### Figure record listings
* * *

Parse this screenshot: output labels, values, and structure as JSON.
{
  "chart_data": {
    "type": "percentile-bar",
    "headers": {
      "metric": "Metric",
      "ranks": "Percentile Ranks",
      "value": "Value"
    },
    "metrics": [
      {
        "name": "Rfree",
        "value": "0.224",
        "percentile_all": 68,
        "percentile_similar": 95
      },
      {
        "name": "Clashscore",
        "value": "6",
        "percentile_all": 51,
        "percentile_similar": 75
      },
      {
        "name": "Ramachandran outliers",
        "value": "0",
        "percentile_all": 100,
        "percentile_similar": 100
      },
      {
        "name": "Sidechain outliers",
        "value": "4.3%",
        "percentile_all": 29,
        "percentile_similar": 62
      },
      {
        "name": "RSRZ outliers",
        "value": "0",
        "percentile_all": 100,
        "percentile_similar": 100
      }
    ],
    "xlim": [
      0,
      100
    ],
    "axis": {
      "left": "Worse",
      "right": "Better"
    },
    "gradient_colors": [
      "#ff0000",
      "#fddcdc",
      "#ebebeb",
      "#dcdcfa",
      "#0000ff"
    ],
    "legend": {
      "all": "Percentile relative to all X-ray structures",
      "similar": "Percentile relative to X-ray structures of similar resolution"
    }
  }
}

* * *

### Exercise task
Using the exact wording, write out all of the records.

### Complete output
Parse this screenshot: output labels, values, and structure as JSON.
{
  "chart_data": {
    "type": "percentile-bar",
    "headers": {
      "metric": "Metric",
      "ranks": "Percentile Ranks",
      "value": "Value"
    },
    "metrics": [
      {
        "name": "Rfree",
        "value": "0.224",
        "percentile_all": 68,
        "percentile_similar": 95
      },
      {
        "name": "Clashscore",
        "value": "6",
        "percentile_all": 51,
        "percentile_similar": 75
      },
      {
        "name": "Ramachandran outliers",
        "value": "0",
        "percentile_all": 100,
        "percentile_similar": 100
      },
      {
        "name": "Sidechain outliers",
        "value": "4.3%",
        "percentile_all": 29,
        "percentile_similar": 62
      },
      {
        "name": "RSRZ outliers",
        "value": "0",
        "percentile_all": 100,
        "percentile_similar": 100
      }
    ],
    "xlim": [
      0,
      100
    ],
    "axis": {
      "left": "Worse",
      "right": "Better"
    },
    "gradient_colors": [
      "#ff0000",
      "#fddcdc",
      "#ebebeb",
      "#dcdcfa",
      "#0000ff"
    ],
    "legend": {
      "all": "Percentile relative to all X-ray structures",
      "similar": "Percentile relative to X-ray structures of similar resolution"
    }
  }
}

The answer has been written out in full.